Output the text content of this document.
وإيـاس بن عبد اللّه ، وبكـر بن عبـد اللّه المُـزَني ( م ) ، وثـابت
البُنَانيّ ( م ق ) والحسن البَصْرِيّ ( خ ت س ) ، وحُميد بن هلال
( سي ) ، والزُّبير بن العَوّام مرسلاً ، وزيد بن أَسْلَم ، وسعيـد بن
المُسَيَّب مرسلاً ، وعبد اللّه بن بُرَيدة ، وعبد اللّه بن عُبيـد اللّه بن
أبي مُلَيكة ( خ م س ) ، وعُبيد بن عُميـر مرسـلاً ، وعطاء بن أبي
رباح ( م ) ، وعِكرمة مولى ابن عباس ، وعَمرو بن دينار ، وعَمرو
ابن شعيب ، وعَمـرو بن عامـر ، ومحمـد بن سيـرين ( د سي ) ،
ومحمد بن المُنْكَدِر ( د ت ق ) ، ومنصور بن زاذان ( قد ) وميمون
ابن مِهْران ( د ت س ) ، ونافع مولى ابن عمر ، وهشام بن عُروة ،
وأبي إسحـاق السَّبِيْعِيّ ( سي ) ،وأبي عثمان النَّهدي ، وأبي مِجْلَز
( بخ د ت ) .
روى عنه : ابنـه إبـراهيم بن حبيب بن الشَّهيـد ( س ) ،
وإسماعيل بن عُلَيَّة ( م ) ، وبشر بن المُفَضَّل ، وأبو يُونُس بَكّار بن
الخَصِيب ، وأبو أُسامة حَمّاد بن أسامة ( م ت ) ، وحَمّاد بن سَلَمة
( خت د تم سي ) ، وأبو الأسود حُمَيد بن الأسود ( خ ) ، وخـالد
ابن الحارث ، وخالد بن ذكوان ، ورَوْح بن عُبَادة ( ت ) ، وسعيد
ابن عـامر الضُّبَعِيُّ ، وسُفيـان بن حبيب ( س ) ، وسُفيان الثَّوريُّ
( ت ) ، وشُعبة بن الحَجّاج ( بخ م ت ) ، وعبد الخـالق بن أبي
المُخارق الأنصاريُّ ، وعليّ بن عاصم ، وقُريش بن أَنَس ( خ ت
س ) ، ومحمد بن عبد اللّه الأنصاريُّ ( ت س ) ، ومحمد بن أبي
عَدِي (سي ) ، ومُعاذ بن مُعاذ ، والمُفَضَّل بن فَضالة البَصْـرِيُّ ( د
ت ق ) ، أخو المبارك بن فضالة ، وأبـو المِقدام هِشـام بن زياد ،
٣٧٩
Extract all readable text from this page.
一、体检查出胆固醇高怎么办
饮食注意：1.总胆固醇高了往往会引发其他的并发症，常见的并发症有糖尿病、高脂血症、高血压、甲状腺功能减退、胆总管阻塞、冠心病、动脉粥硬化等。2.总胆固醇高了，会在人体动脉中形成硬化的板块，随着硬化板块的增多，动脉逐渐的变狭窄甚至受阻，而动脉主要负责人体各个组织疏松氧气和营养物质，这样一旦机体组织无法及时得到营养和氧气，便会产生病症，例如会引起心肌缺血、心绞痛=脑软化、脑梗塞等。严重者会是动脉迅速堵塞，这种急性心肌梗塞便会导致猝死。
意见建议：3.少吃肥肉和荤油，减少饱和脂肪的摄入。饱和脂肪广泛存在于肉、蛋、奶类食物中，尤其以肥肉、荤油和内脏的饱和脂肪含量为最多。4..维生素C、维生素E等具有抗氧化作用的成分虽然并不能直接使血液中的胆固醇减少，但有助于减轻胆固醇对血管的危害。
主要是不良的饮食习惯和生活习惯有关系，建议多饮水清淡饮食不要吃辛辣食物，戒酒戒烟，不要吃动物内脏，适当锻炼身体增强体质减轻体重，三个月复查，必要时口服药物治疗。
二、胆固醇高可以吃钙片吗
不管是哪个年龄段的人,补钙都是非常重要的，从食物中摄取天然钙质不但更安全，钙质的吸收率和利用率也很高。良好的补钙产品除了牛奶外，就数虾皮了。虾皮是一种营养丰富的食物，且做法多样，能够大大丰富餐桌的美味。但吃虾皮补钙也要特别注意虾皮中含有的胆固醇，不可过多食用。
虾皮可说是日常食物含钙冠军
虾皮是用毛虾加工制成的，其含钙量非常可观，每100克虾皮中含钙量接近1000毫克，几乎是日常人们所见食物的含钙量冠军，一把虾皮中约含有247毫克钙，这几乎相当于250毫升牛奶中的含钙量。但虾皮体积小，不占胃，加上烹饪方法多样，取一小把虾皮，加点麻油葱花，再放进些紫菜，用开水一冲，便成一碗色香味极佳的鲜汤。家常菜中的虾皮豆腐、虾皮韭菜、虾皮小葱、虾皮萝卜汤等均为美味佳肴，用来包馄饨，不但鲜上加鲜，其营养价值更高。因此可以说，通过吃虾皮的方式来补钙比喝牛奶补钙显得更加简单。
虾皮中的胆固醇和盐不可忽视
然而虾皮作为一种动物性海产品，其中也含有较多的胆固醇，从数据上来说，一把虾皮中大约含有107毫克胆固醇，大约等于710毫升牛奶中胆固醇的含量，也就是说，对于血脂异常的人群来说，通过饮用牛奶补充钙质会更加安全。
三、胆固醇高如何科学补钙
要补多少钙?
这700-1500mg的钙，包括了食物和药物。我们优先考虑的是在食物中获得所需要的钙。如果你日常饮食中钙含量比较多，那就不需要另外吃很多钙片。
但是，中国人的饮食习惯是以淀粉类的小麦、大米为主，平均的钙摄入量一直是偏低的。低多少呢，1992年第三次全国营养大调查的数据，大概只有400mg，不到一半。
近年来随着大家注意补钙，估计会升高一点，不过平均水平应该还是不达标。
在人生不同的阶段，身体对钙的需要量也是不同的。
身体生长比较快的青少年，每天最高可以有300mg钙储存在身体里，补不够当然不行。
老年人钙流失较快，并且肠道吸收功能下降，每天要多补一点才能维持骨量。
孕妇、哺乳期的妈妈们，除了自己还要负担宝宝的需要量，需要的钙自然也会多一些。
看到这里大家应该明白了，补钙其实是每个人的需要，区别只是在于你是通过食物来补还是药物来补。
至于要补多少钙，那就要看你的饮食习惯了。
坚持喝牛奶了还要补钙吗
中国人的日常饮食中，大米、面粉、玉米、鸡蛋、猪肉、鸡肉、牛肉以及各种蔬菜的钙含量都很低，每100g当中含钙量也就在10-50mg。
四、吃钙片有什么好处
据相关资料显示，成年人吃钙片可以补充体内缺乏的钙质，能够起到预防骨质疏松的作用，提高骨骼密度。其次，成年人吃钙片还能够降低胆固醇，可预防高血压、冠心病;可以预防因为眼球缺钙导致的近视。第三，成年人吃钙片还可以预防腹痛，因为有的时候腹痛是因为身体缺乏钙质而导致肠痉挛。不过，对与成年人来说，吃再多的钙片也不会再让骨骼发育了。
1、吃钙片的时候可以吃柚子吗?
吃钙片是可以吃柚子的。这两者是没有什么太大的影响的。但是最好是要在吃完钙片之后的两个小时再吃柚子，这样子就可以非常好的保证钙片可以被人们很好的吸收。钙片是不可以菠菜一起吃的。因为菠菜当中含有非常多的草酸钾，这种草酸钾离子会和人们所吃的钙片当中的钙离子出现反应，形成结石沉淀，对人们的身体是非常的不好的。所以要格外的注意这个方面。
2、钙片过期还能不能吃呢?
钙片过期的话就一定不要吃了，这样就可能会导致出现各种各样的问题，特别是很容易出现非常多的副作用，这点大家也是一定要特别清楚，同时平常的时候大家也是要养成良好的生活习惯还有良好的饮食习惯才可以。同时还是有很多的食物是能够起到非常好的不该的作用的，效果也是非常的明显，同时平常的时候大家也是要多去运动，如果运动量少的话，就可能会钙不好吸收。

^^^^

● SHORT EXERCISE: Each record must be repeated exactly as it is.

● COMPLETED EXERCISE:
Output the text content of this document.
وإيـاس بن عبد اللّه ، وبكـر بن عبـد اللّه المُـزَني ( م ) ، وثـابت
البُنَانيّ ( م ق ) والحسن البَصْرِيّ ( خ ت س ) ، وحُميد بن هلال
( سي ) ، والزُّبير بن العَوّام مرسلاً ، وزيد بن أَسْلَم ، وسعيـد بن
المُسَيَّب مرسلاً ، وعبد اللّه بن بُرَيدة ، وعبد اللّه بن عُبيـد اللّه بن
أبي مُلَيكة ( خ م س ) ، وعُبيد بن عُميـر مرسـلاً ، وعطاء بن أبي
رباح ( م ) ، وعِكرمة مولى ابن عباس ، وعَمرو بن دينار ، وعَمرو
ابن شعيب ، وعَمـرو بن عامـر ، ومحمـد بن سيـرين ( د سي ) ،
ومحمد بن المُنْكَدِر ( د ت ق ) ، ومنصور بن زاذان ( قد ) وميمون
ابن مِهْران ( د ت س ) ، ونافع مولى ابن عمر ، وهشام بن عُروة ،
وأبي إسحـاق السَّبِيْعِيّ ( سي ) ،وأبي عثمان النَّهدي ، وأبي مِجْلَز
( بخ د ت ) .
روى عنه : ابنـه إبـراهيم بن حبيب بن الشَّهيـد ( س ) ،
وإسماعيل بن عُلَيَّة ( م ) ، وبشر بن المُفَضَّل ، وأبو يُونُس بَكّار بن
الخَصِيب ، وأبو أُسامة حَمّاد بن أسامة ( م ت ) ، وحَمّاد بن سَلَمة
( خت د تم سي ) ، وأبو الأسود حُمَيد بن الأسود ( خ ) ، وخـالد
ابن الحارث ، وخالد بن ذكوان ، ورَوْح بن عُبَادة ( ت ) ، وسعيد
ابن عـامر الضُّبَعِيُّ ، وسُفيـان بن حبيب ( س ) ، وسُفيان الثَّوريُّ
( ت ) ، وشُعبة بن الحَجّاج ( بخ م ت ) ، وعبد الخـالق بن أبي
المُخارق الأنصاريُّ ، وعليّ بن عاصم ، وقُريش بن أَنَس ( خ ت
س ) ، ومحمد بن عبد اللّه الأنصاريُّ ( ت س ) ، ومحمد بن أبي
عَدِي (سي ) ، ومُعاذ بن مُعاذ ، والمُفَضَّل بن فَضالة البَصْـرِيُّ ( د
ت ق ) ، أخو المبارك بن فضالة ، وأبـو المِقدام هِشـام بن زياد ،
٣٧٩
Extract all readable text from this page.
一、体检查出胆固醇高怎么办
饮食注意：1.总胆固醇高了往往会引发其他的并发症，常见的并发症有糖尿病、高脂血症、高血压、甲状腺功能减退、胆总管阻塞、冠心病、动脉粥硬化等。2.总胆固醇高了，会在人体动脉中形成硬化的板块，随着硬化板块的增多，动脉逐渐的变狭窄甚至受阻，而动脉主要负责人体各个组织疏松氧气和营养物质，这样一旦机体组织无法及时得到营养和氧气，便会产生病症，例如会引起心肌缺血、心绞痛=脑软化、脑梗塞等。严重者会是动脉迅速堵塞，这种急性心肌梗塞便会导致猝死。
意见建议：3.少吃肥肉和荤油，减少饱和脂肪的摄入。饱和脂肪广泛存在于肉、蛋、奶类食物中，尤其以肥肉、荤油和内脏的饱和脂肪含量为最多。4..维生素C、维生素E等具有抗氧化作用的成分虽然并不能直接使血液中的胆固醇减少，但有助于减轻胆固醇对血管的危害。
主要是不良的饮食习惯和生活习惯有关系，建议多饮水清淡饮食不要吃辛辣食物，戒酒戒烟，不要吃动物内脏，适当锻炼身体增强体质减轻体重，三个月复查，必要时口服药物治疗。
二、胆固醇高可以吃钙片吗
不管是哪个年龄段的人,补钙都是非常重要的，从食物中摄取天然钙质不但更安全，钙质的吸收率和利用率也很高。良好的补钙产品除了牛奶外，就数虾皮了。虾皮是一种营养丰富的食物，且做法多样，能够大大丰富餐桌的美味。但吃虾皮补钙也要特别注意虾皮中含有的胆固醇，不可过多食用。
虾皮可说是日常食物含钙冠军
虾皮是用毛虾加工制成的，其含钙量非常可观，每100克虾皮中含钙量接近1000毫克，几乎是日常人们所见食物的含钙量冠军，一把虾皮中约含有247毫克钙，这几乎相当于250毫升牛奶中的含钙量。但虾皮体积小，不占胃，加上烹饪方法多样，取一小把虾皮，加点麻油葱花，再放进些紫菜，用开水一冲，便成一碗色香味极佳的鲜汤。家常菜中的虾皮豆腐、虾皮韭菜、虾皮小葱、虾皮萝卜汤等均为美味佳肴，用来包馄饨，不但鲜上加鲜，其营养价值更高。因此可以说，通过吃虾皮的方式来补钙比喝牛奶补钙显得更加简单。
虾皮中的胆固醇和盐不可忽视
然而虾皮作为一种动物性海产品，其中也含有较多的胆固醇，从数据上来说，一把虾皮中大约含有107毫克胆固醇，大约等于710毫升牛奶中胆固醇的含量，也就是说，对于血脂异常的人群来说，通过饮用牛奶补充钙质会更加安全。
三、胆固醇高如何科学补钙
要补多少钙?
这700-1500mg的钙，包括了食物和药物。我们优先考虑的是在食物中获得所需要的钙。如果你日常饮食中钙含量比较多，那就不需要另外吃很多钙片。
但是，中国人的饮食习惯是以淀粉类的小麦、大米为主，平均的钙摄入量一直是偏低的。低多少呢，1992年第三次全国营养大调查的数据，大概只有400mg，不到一半。
近年来随着大家注意补钙，估计会升高一点，不过平均水平应该还是不达标。
在人生不同的阶段，身体对钙的需要量也是不同的。
身体生长比较快的青少年，每天最高可以有300mg钙储存在身体里，补不够当然不行。
老年人钙流失较快，并且肠道吸收功能下降，每天要多补一点才能维持骨量。
孕妇、哺乳期的妈妈们，除了自己还要负担宝宝的需要量，需要的钙自然也会多一些。
看到这里大家应该明白了，补钙其实是每个人的需要，区别只是在于你是通过食物来补还是药物来补。
至于要补多少钙，那就要看你的饮食习惯了。
坚持喝牛奶了还要补钙吗
中国人的日常饮食中，大米、面粉、玉米、鸡蛋、猪肉、鸡肉、牛肉以及各种蔬菜的钙含量都很低，每100g当中含钙量也就在10-50mg。
四、吃钙片有什么好处
据相关资料显示，成年人吃钙片可以补充体内缺乏的钙质，能够起到预防骨质疏松的作用，提高骨骼密度。其次，成年人吃钙片还能够降低胆固醇，可预防高血压、冠心病;可以预防因为眼球缺钙导致的近视。第三，成年人吃钙片还可以预防腹痛，因为有的时候腹痛是因为身体缺乏钙质而导致肠痉挛。不过，对与成年人来说，吃再多的钙片也不会再让骨骼发育了。
1、吃钙片的时候可以吃柚子吗?
吃钙片是可以吃柚子的。这两者是没有什么太大的影响的。但是最好是要在吃完钙片之后的两个小时再吃柚子，这样子就可以非常好的保证钙片可以被人们很好的吸收。钙片是不可以菠菜一起吃的。因为菠菜当中含有非常多的草酸钾，这种草酸钾离子会和人们所吃的钙片当中的钙离子出现反应，形成结石沉淀，对人们的身体是非常的不好的。所以要格外的注意这个方面。
2、钙片过期还能不能吃呢?
钙片过期的话就一定不要吃了，这样就可能会导致出现各种各样的问题，特别是很容易出现非常多的副作用，这点大家也是一定要特别清楚，同时平常的时候大家也是要养成良好的生活习惯还有良好的饮食习惯才可以。同时还是有很多的食物是能够起到非常好的不该的作用的，效果也是非常的明显，同时平常的时候大家也是要多去运动，如果运动量少的话，就可能会钙不好吸收。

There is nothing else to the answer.